(Data excerpts)
---
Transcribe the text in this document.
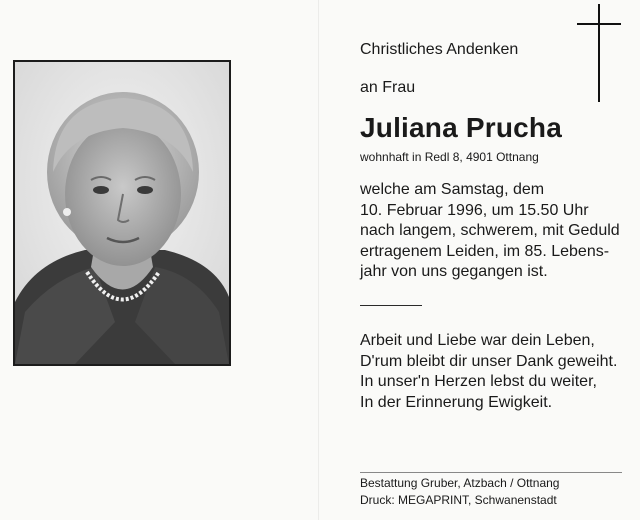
Christliches Andenken
an Frau
Juliana Prucha
wohnhaft in Redl 8, 4901 Ottnang
welche am Samstag, dem
10. Februar 1996, um 15.50 Uhr
nach langem, schwerem, mit Geduld
ertragenem Leiden, im 85. Lebens-
jahr von uns gegangen ist.
Arbeit und Liebe war dein Leben,
D'rum bleibt dir unser Dank geweiht.
In unser'n Herzen lebst du weiter,
In der Erinnerung Ewigkeit.
Bestattung Gruber, Atzbach / Ottnang
Druck: MEGAPRINT, Schwanenstadt
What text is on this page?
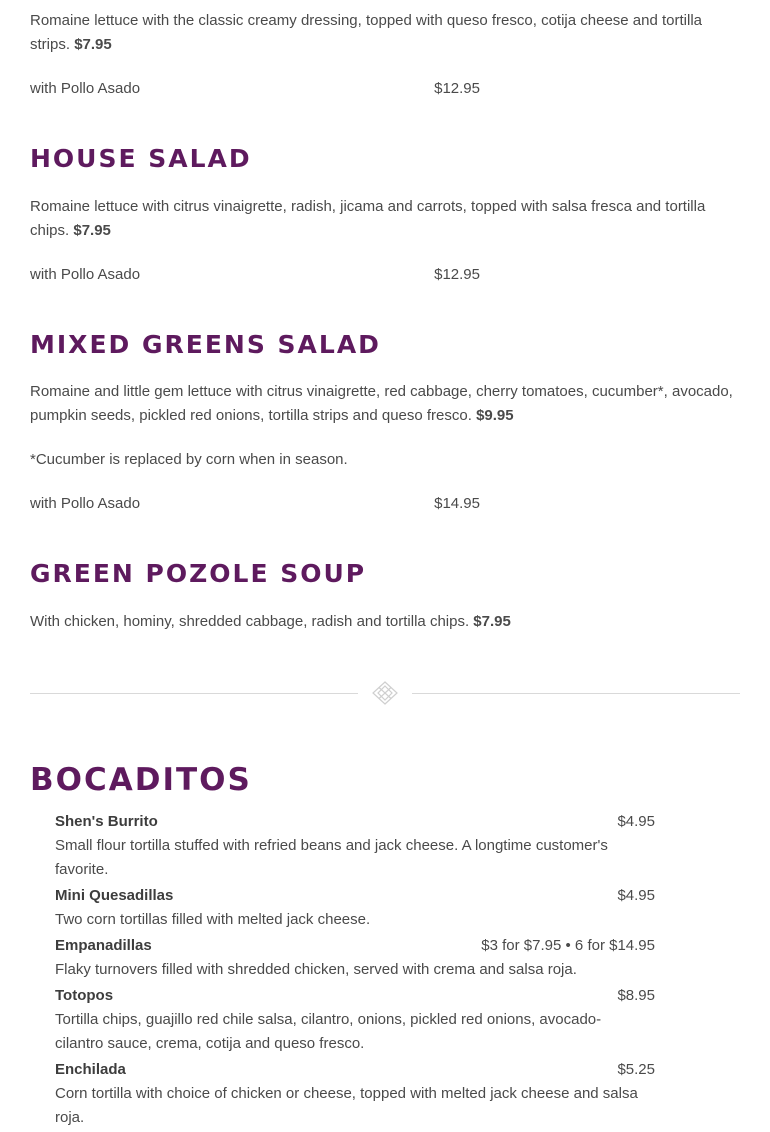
Romaine lettuce with the classic creamy dressing, topped with queso fresco, cotija cheese and tortilla strips. $7.95

with Pollo Asado	$12.95
HOUSE SALAD

Romaine lettuce with citrus vinaigrette, radish, jicama and carrots, topped with salsa fresca and tortilla chips. $7.95

with Pollo Asado	$12.95
MIXED GREENS SALAD

Romaine and little gem lettuce with citrus vinaigrette, red cabbage, cherry tomatoes, cucumber*, avocado, pumpkin seeds, pickled red onions, tortilla strips and queso fresco. $9.95

*Cucumber is replaced by corn when in season.

with Pollo Asado	$14.95
GREEN POZOLE SOUP

With chicken, hominy, shredded cabbage, radish and tortilla chips. $7.95

BOCADITOS
Shen's Burrito	$4.95

Small flour tortilla stuffed with refried beans and jack cheese. A longtime customer's favorite.

Mini Quesadillas	$4.95

Two corn tortillas filled with melted jack cheese.

Empanadillas	$3 for $7.95 • 6 for $14.95

Flaky turnovers filled with shredded chicken, served with crema and salsa roja.

Totopos	$8.95

Tortilla chips, guajillo red chile salsa, cilantro, onions, pickled red onions, avocado-cilantro sauce, crema, cotija and queso fresco.

Enchilada	$5.25

Corn tortilla with choice of chicken or cheese, topped with melted jack cheese and salsa roja.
---
## What is needed
All of the records need repeating exactly, except for the pictures.

## Expected answer
Transcribe the text in this document.
Christliches Andenken
an Frau
Juliana Prucha
wohnhaft in Redl 8, 4901 Ottnang
welche am Samstag, dem
10. Februar 1996, um 15.50 Uhr
nach langem, schwerem, mit Geduld
ertragenem Leiden, im 85. Lebens-
jahr von uns gegangen ist.
Arbeit und Liebe war dein Leben,
D'rum bleibt dir unser Dank geweiht.
In unser'n Herzen lebst du weiter,
In der Erinnerung Ewigkeit.
Bestattung Gruber, Atzbach / Ottnang
Druck: MEGAPRINT, Schwanenstadt
What text is on this page?
Romaine lettuce with the classic creamy dressing, topped with queso fresco, cotija cheese and tortilla strips. $7.95

with Pollo Asado	$12.95
HOUSE SALAD

Romaine lettuce with citrus vinaigrette, radish, jicama and carrots, topped with salsa fresca and tortilla chips. $7.95

with Pollo Asado	$12.95
MIXED GREENS SALAD

Romaine and little gem lettuce with citrus vinaigrette, red cabbage, cherry tomatoes, cucumber*, avocado, pumpkin seeds, pickled red onions, tortilla strips and queso fresco. $9.95

*Cucumber is replaced by corn when in season.

with Pollo Asado	$14.95
GREEN POZOLE SOUP

With chicken, hominy, shredded cabbage, radish and tortilla chips. $7.95

BOCADITOS
Shen's Burrito	$4.95

Small flour tortilla stuffed with refried beans and jack cheese. A longtime customer's favorite.

Mini Quesadillas	$4.95

Two corn tortillas filled with melted jack cheese.

Empanadillas	$3 for $7.95 • 6 for $14.95

Flaky turnovers filled with shredded chicken, served with crema and salsa roja.

Totopos	$8.95

Tortilla chips, guajillo red chile salsa, cilantro, onions, pickled red onions, avocado-cilantro sauce, crema, cotija and queso fresco.

Enchilada	$5.25

Corn tortilla with choice of chicken or cheese, topped with melted jack cheese and salsa roja.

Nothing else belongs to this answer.